>>
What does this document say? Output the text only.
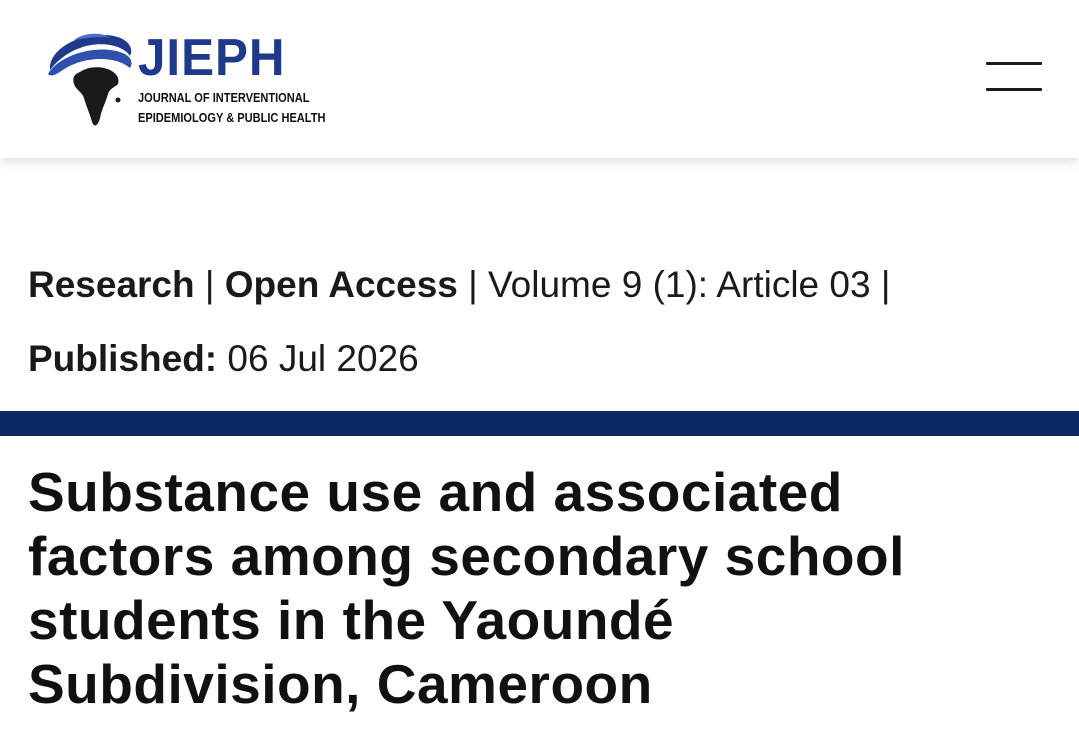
JIEPH
JOURNAL OF INTERVENTIONAL
EPIDEMIOLOGY & PUBLIC HEALTH
Research | Open Access | Volume 9 (1): Article 03 |
Published: 06 Jul 2026
Substance use and associated
factors among secondary school
students in the Yaoundé
Subdivision, Cameroon
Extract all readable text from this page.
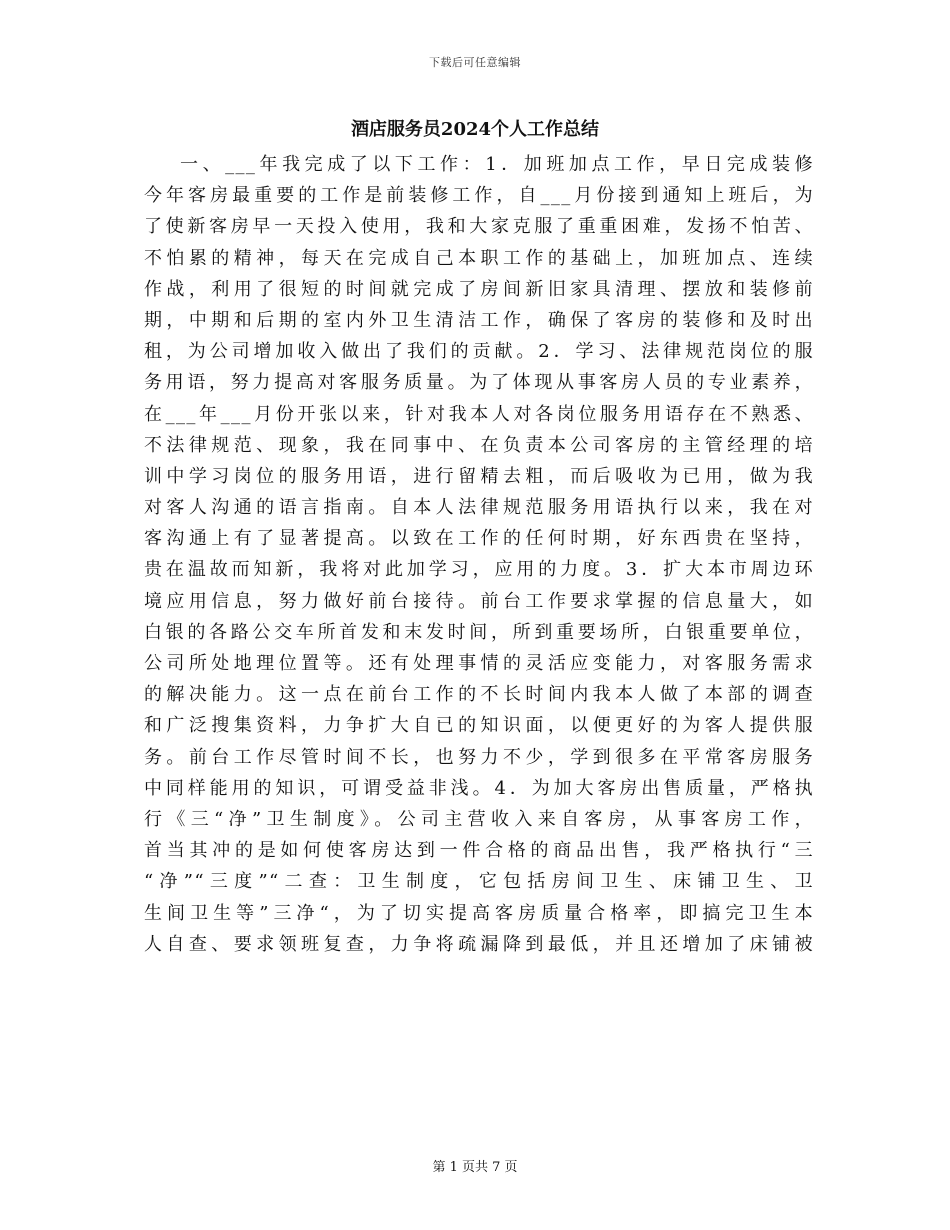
下载后可任意编辑
酒店服务员2024个人工作总结
一、___年我完成了以下工作：1．加班加点工作，早日完成装修
今年客房最重要的工作是前装修工作，自___月份接到通知上班后，为
了使新客房早一天投入使用，我和大家克服了重重困难，发扬不怕苦、
不怕累的精神，每天在完成自己本职工作的基础上，加班加点、连续
作战，利用了很短的时间就完成了房间新旧家具清理、摆放和装修前
期，中期和后期的室内外卫生清洁工作，确保了客房的装修和及时出
租，为公司增加收入做出了我们的贡献。2．学习、法律规范岗位的服
务用语，努力提高对客服务质量。为了体现从事客房人员的专业素养，
在___年___月份开张以来，针对我本人对各岗位服务用语存在不熟悉、
不法律规范、现象，我在同事中、在负责本公司客房的主管经理的培
训中学习岗位的服务用语，进行留精去粗，而后吸收为已用，做为我
对客人沟通的语言指南。自本人法律规范服务用语执行以来，我在对
客沟通上有了显著提高。以致在工作的任何时期，好东西贵在坚持，
贵在温故而知新，我将对此加学习，应用的力度。3．扩大本市周边环
境应用信息，努力做好前台接待。前台工作要求掌握的信息量大，如
白银的各路公交车所首发和末发时间，所到重要场所，白银重要单位，
公司所处地理位置等。还有处理事情的灵活应变能力，对客服务需求
的解决能力。这一点在前台工作的不长时间内我本人做了本部的调查
和广泛搜集资料，力争扩大自已的知识面，以便更好的为客人提供服
务。前台工作尽管时间不长，也努力不少，学到很多在平常客房服务
中同样能用的知识，可谓受益非浅。4．为加大客房出售质量，严格执
行《三“净”卫生制度》。公司主营收入来自客房，从事客房工作，
首当其冲的是如何使客房达到一件合格的商品出售，我严格执行“三
“净”“三度”“二查：卫生制度，它包括房间卫生、床铺卫生、卫
生间卫生等”三净“，为了切实提高客房质量合格率，即搞完卫生本
人自查、要求领班复查，力争将疏漏降到最低，并且还增加了床铺被
第 1 页共 7 页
<<
OBJECTIVE:
Copy each line of the preceding data that contains the string "this".

EXPECTED OUTPUT:
What does this document say? Output the text only.
Extract all readable text from this page.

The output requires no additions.